_GIVEN TASK:_ Word for word, give the material below again, minus any images.

_THE RECORDS:_
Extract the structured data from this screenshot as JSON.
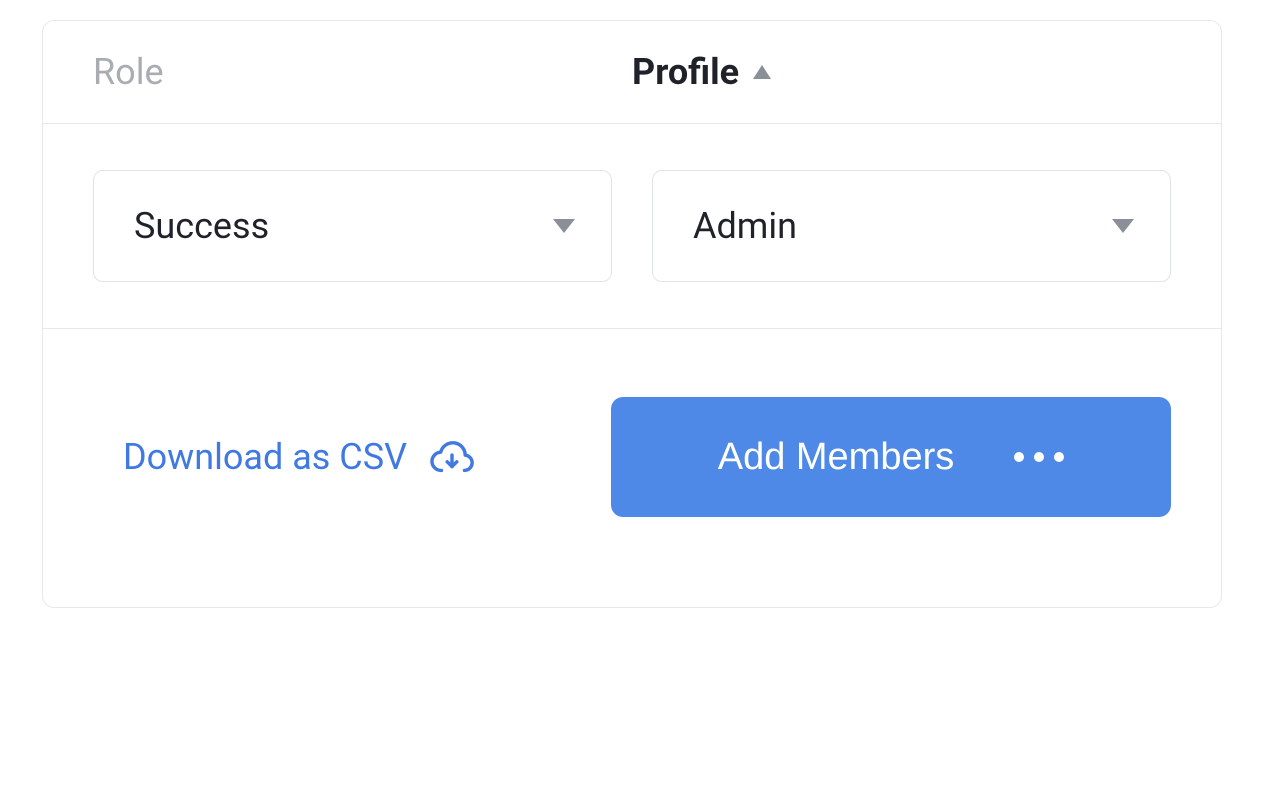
{
  "headers": {
    "role": "Role",
    "profile": "Profile"
  },
  "selects": {
    "role": {
      "selected": "Success"
    },
    "profile": {
      "selected": "Admin"
    }
  },
  "actions": {
    "download_label": "Download as CSV",
    "add_members_label": "Add Members"
  }
}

_WRITTEN REPLY:_
Extract the structured data from this screenshot as JSON.
{
  "headers": {
    "role": "Role",
    "profile": "Profile"
  },
  "selects": {
    "role": {
      "selected": "Success"
    },
    "profile": {
      "selected": "Admin"
    }
  },
  "actions": {
    "download_label": "Download as CSV",
    "add_members_label": "Add Members"
  }
}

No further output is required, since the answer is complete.